## TASK DIRECTIONS
Copy each line of the records that contains the word "ligera".

**** DATA PROVIDED

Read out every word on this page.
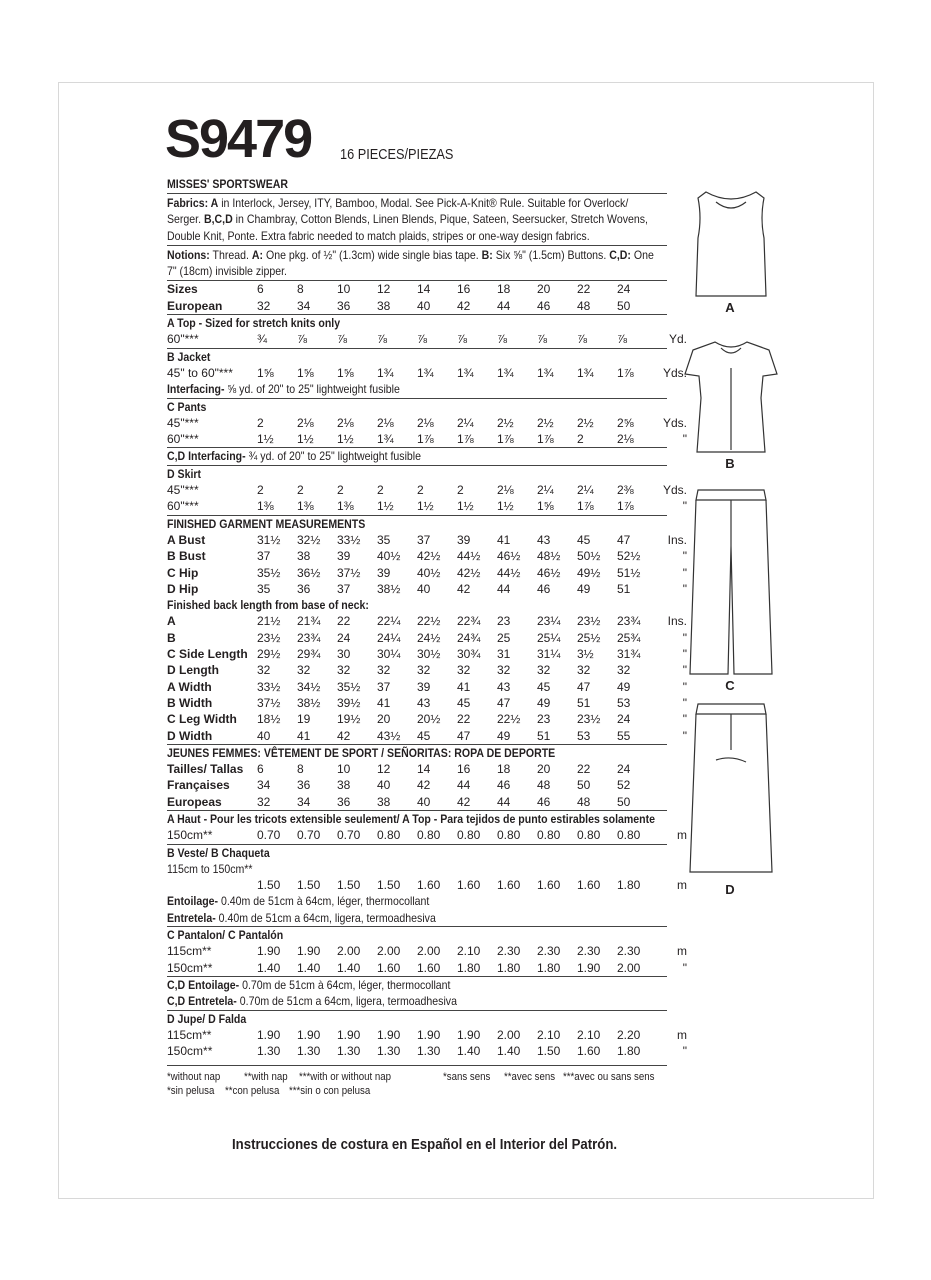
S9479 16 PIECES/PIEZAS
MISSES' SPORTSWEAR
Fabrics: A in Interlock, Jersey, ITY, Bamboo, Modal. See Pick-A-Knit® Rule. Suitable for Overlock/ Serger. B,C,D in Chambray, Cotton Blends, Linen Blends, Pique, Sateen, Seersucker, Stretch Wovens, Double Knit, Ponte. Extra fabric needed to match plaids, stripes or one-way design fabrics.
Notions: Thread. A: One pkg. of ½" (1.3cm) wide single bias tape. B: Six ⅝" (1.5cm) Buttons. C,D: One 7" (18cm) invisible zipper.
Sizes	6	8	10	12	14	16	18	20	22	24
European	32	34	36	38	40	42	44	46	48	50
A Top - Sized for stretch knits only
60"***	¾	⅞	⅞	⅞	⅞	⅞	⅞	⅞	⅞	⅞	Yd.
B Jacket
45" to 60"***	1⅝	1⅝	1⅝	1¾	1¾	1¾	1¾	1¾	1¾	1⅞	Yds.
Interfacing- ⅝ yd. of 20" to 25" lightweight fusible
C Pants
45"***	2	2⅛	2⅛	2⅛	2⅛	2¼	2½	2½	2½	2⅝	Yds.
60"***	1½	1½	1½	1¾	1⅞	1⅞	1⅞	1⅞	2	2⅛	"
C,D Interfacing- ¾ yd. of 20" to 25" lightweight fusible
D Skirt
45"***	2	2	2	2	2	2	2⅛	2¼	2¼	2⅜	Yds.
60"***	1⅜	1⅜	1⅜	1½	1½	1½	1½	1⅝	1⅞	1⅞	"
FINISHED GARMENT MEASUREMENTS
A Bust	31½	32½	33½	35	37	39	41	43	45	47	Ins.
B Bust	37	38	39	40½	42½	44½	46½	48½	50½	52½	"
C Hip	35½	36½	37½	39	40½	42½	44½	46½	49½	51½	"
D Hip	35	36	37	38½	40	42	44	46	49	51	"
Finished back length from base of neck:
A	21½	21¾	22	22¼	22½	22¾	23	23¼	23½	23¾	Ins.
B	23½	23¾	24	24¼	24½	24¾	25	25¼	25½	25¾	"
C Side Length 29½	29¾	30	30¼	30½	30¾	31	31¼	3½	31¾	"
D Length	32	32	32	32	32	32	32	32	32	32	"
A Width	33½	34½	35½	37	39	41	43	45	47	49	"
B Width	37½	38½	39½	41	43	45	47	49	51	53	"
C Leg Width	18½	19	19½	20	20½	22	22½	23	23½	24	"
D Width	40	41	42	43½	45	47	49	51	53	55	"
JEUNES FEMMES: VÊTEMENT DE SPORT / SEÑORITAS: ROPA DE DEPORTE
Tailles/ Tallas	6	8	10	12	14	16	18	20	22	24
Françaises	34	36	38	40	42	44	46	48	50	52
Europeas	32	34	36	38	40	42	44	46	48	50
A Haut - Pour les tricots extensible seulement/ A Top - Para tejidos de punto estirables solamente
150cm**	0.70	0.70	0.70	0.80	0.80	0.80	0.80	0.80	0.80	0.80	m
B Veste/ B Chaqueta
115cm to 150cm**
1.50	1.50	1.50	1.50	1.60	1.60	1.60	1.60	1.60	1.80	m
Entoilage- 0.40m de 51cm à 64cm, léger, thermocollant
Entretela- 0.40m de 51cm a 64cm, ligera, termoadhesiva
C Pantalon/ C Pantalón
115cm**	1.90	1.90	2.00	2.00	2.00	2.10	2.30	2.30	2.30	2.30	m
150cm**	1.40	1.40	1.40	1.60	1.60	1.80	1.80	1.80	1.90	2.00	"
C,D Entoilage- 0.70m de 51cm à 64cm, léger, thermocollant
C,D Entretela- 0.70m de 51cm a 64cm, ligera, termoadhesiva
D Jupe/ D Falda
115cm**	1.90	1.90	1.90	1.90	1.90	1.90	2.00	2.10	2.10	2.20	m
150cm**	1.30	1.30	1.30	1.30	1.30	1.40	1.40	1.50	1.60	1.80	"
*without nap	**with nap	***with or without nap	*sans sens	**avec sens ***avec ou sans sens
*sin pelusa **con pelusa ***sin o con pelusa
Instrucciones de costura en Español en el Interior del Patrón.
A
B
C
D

********
**** DATA PROVIDED

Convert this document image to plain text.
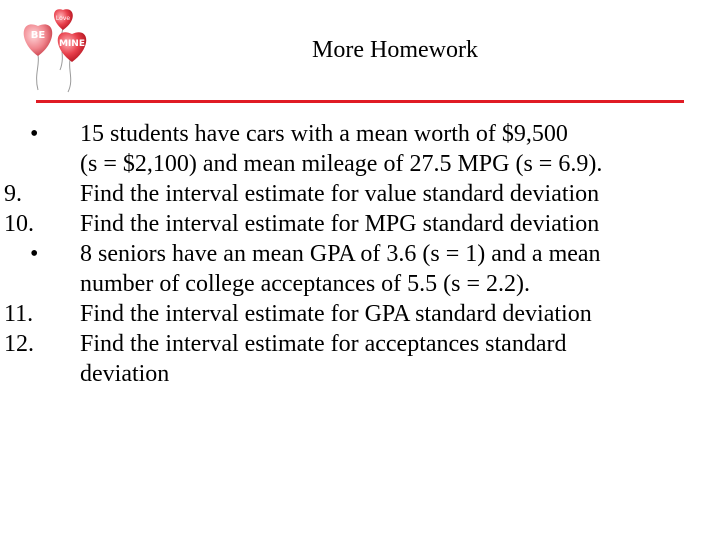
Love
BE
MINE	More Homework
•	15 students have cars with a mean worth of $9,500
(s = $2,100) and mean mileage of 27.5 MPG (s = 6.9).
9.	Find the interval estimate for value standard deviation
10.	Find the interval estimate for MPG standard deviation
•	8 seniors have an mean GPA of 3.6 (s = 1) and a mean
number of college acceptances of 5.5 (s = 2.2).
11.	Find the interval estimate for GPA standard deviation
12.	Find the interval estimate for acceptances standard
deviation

********

## FINISHED TASK
Entretela- 0.40m de 51cm a 64cm, ligera, termoadhesiva
C,D Entretela- 0.70m de 51cm a 64cm, ligera, termoadhesiva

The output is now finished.